## TASK DETAILS
Quote all lines below exactly. Images stay out.

(Data extracted from a collection)
= = = =

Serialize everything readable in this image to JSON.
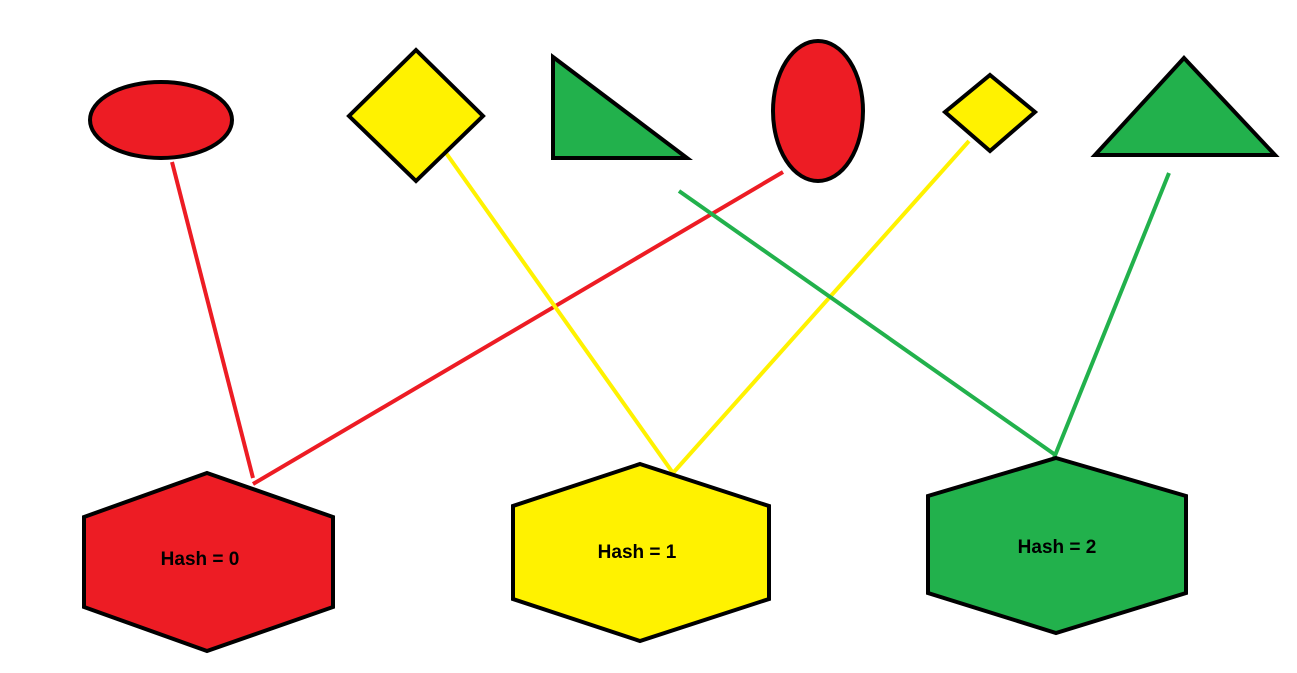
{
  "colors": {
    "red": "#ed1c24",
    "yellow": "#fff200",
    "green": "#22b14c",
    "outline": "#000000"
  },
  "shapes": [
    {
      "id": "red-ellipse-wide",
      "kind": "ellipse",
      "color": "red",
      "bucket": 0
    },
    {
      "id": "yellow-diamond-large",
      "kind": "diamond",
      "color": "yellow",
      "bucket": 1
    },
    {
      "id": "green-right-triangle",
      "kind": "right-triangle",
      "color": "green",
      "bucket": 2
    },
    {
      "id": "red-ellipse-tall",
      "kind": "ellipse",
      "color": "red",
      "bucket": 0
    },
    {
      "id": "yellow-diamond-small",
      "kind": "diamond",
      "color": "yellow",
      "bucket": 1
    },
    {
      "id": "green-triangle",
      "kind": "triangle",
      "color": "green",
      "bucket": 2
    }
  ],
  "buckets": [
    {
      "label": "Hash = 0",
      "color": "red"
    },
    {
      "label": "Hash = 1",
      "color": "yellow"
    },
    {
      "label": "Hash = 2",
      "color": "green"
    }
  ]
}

= = = =

## SOLUTION
Serialize everything readable in this image to JSON.
{
  "colors": {
    "red": "#ed1c24",
    "yellow": "#fff200",
    "green": "#22b14c",
    "outline": "#000000"
  },
  "shapes": [
    {
      "id": "red-ellipse-wide",
      "kind": "ellipse",
      "color": "red",
      "bucket": 0
    },
    {
      "id": "yellow-diamond-large",
      "kind": "diamond",
      "color": "yellow",
      "bucket": 1
    },
    {
      "id": "green-right-triangle",
      "kind": "right-triangle",
      "color": "green",
      "bucket": 2
    },
    {
      "id": "red-ellipse-tall",
      "kind": "ellipse",
      "color": "red",
      "bucket": 0
    },
    {
      "id": "yellow-diamond-small",
      "kind": "diamond",
      "color": "yellow",
      "bucket": 1
    },
    {
      "id": "green-triangle",
      "kind": "triangle",
      "color": "green",
      "bucket": 2
    }
  ],
  "buckets": [
    {
      "label": "Hash = 0",
      "color": "red"
    },
    {
      "label": "Hash = 1",
      "color": "yellow"
    },
    {
      "label": "Hash = 2",
      "color": "green"
    }
  ]
}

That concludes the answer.